_Instructions for the task_.
Below is a block of data; give all of it again word for word.

>>>

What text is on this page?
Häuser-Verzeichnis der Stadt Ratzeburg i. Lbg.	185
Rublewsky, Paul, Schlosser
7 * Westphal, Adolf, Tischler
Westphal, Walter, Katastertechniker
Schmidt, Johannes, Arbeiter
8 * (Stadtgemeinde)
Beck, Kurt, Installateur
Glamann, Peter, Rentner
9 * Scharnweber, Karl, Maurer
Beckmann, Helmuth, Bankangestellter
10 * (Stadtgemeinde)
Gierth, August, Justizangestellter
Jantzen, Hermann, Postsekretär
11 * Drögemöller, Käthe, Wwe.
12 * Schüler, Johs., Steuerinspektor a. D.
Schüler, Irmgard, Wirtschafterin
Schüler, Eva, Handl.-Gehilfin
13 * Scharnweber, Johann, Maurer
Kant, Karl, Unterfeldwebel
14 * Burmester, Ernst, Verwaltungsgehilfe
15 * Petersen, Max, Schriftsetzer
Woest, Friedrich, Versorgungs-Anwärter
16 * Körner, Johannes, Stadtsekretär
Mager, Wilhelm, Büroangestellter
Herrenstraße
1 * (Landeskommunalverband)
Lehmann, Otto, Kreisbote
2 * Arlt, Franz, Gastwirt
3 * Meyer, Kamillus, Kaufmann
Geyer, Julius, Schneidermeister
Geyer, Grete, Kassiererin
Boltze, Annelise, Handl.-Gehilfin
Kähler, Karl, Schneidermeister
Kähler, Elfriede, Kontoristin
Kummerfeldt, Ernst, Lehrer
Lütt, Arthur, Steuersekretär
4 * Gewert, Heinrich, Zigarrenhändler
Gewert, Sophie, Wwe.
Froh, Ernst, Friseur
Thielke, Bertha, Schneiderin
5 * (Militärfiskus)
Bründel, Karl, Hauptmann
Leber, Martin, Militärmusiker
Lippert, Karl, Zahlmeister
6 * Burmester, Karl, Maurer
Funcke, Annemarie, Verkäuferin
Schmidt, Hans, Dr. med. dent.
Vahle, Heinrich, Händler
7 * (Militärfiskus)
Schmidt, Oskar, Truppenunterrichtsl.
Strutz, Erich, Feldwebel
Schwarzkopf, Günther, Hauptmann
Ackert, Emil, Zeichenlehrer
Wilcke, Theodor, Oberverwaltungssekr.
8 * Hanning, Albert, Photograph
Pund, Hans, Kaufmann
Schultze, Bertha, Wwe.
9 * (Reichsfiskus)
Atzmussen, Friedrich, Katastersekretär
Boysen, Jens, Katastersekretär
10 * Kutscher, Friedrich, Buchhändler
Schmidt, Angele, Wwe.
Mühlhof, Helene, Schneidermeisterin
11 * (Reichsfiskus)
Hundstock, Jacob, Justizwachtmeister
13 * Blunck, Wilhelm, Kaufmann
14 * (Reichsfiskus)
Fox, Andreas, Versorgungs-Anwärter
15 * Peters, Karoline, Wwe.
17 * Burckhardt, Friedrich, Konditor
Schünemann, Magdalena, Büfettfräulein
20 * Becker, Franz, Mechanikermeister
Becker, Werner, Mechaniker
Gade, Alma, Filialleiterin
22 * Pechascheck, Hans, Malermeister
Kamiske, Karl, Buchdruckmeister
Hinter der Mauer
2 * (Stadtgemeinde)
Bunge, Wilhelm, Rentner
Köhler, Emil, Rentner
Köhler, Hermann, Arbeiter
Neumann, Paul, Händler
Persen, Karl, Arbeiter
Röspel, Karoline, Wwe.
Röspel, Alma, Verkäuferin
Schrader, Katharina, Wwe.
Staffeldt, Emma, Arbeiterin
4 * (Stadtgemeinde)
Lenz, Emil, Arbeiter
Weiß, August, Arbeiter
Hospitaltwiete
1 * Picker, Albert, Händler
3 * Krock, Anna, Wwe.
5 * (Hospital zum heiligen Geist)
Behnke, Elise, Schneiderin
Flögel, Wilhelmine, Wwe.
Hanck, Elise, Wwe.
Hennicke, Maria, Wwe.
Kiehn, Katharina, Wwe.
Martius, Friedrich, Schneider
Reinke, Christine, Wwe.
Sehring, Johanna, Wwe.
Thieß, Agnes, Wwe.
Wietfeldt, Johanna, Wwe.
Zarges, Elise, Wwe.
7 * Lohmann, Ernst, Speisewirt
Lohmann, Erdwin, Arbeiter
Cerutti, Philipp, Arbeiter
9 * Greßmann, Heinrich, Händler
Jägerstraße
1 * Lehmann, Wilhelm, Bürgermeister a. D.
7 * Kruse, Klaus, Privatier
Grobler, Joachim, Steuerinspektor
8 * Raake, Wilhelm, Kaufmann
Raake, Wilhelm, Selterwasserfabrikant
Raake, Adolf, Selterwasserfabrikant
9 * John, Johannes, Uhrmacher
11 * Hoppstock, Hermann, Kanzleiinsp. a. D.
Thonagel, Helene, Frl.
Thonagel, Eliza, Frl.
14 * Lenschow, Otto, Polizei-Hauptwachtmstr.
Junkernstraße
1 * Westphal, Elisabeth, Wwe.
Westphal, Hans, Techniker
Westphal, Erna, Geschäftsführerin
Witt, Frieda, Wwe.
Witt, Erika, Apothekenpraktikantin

<<<

_Final result_.
What text is on this page?
Häuser-Verzeichnis der Stadt Ratzeburg i. Lbg.	185
Rublewsky, Paul, Schlosser
7 * Westphal, Adolf, Tischler
Westphal, Walter, Katastertechniker
Schmidt, Johannes, Arbeiter
8 * (Stadtgemeinde)
Beck, Kurt, Installateur
Glamann, Peter, Rentner
9 * Scharnweber, Karl, Maurer
Beckmann, Helmuth, Bankangestellter
10 * (Stadtgemeinde)
Gierth, August, Justizangestellter
Jantzen, Hermann, Postsekretär
11 * Drögemöller, Käthe, Wwe.
12 * Schüler, Johs., Steuerinspektor a. D.
Schüler, Irmgard, Wirtschafterin
Schüler, Eva, Handl.-Gehilfin
13 * Scharnweber, Johann, Maurer
Kant, Karl, Unterfeldwebel
14 * Burmester, Ernst, Verwaltungsgehilfe
15 * Petersen, Max, Schriftsetzer
Woest, Friedrich, Versorgungs-Anwärter
16 * Körner, Johannes, Stadtsekretär
Mager, Wilhelm, Büroangestellter
Herrenstraße
1 * (Landeskommunalverband)
Lehmann, Otto, Kreisbote
2 * Arlt, Franz, Gastwirt
3 * Meyer, Kamillus, Kaufmann
Geyer, Julius, Schneidermeister
Geyer, Grete, Kassiererin
Boltze, Annelise, Handl.-Gehilfin
Kähler, Karl, Schneidermeister
Kähler, Elfriede, Kontoristin
Kummerfeldt, Ernst, Lehrer
Lütt, Arthur, Steuersekretär
4 * Gewert, Heinrich, Zigarrenhändler
Gewert, Sophie, Wwe.
Froh, Ernst, Friseur
Thielke, Bertha, Schneiderin
5 * (Militärfiskus)
Bründel, Karl, Hauptmann
Leber, Martin, Militärmusiker
Lippert, Karl, Zahlmeister
6 * Burmester, Karl, Maurer
Funcke, Annemarie, Verkäuferin
Schmidt, Hans, Dr. med. dent.
Vahle, Heinrich, Händler
7 * (Militärfiskus)
Schmidt, Oskar, Truppenunterrichtsl.
Strutz, Erich, Feldwebel
Schwarzkopf, Günther, Hauptmann
Ackert, Emil, Zeichenlehrer
Wilcke, Theodor, Oberverwaltungssekr.
8 * Hanning, Albert, Photograph
Pund, Hans, Kaufmann
Schultze, Bertha, Wwe.
9 * (Reichsfiskus)
Atzmussen, Friedrich, Katastersekretär
Boysen, Jens, Katastersekretär
10 * Kutscher, Friedrich, Buchhändler
Schmidt, Angele, Wwe.
Mühlhof, Helene, Schneidermeisterin
11 * (Reichsfiskus)
Hundstock, Jacob, Justizwachtmeister
13 * Blunck, Wilhelm, Kaufmann
14 * (Reichsfiskus)
Fox, Andreas, Versorgungs-Anwärter
15 * Peters, Karoline, Wwe.
17 * Burckhardt, Friedrich, Konditor
Schünemann, Magdalena, Büfettfräulein
20 * Becker, Franz, Mechanikermeister
Becker, Werner, Mechaniker
Gade, Alma, Filialleiterin
22 * Pechascheck, Hans, Malermeister
Kamiske, Karl, Buchdruckmeister
Hinter der Mauer
2 * (Stadtgemeinde)
Bunge, Wilhelm, Rentner
Köhler, Emil, Rentner
Köhler, Hermann, Arbeiter
Neumann, Paul, Händler
Persen, Karl, Arbeiter
Röspel, Karoline, Wwe.
Röspel, Alma, Verkäuferin
Schrader, Katharina, Wwe.
Staffeldt, Emma, Arbeiterin
4 * (Stadtgemeinde)
Lenz, Emil, Arbeiter
Weiß, August, Arbeiter
Hospitaltwiete
1 * Picker, Albert, Händler
3 * Krock, Anna, Wwe.
5 * (Hospital zum heiligen Geist)
Behnke, Elise, Schneiderin
Flögel, Wilhelmine, Wwe.
Hanck, Elise, Wwe.
Hennicke, Maria, Wwe.
Kiehn, Katharina, Wwe.
Martius, Friedrich, Schneider
Reinke, Christine, Wwe.
Sehring, Johanna, Wwe.
Thieß, Agnes, Wwe.
Wietfeldt, Johanna, Wwe.
Zarges, Elise, Wwe.
7 * Lohmann, Ernst, Speisewirt
Lohmann, Erdwin, Arbeiter
Cerutti, Philipp, Arbeiter
9 * Greßmann, Heinrich, Händler
Jägerstraße
1 * Lehmann, Wilhelm, Bürgermeister a. D.
7 * Kruse, Klaus, Privatier
Grobler, Joachim, Steuerinspektor
8 * Raake, Wilhelm, Kaufmann
Raake, Wilhelm, Selterwasserfabrikant
Raake, Adolf, Selterwasserfabrikant
9 * John, Johannes, Uhrmacher
11 * Hoppstock, Hermann, Kanzleiinsp. a. D.
Thonagel, Helene, Frl.
Thonagel, Eliza, Frl.
14 * Lenschow, Otto, Polizei-Hauptwachtmstr.
Junkernstraße
1 * Westphal, Elisabeth, Wwe.
Westphal, Hans, Techniker
Westphal, Erna, Geschäftsführerin
Witt, Frieda, Wwe.
Witt, Erika, Apothekenpraktikantin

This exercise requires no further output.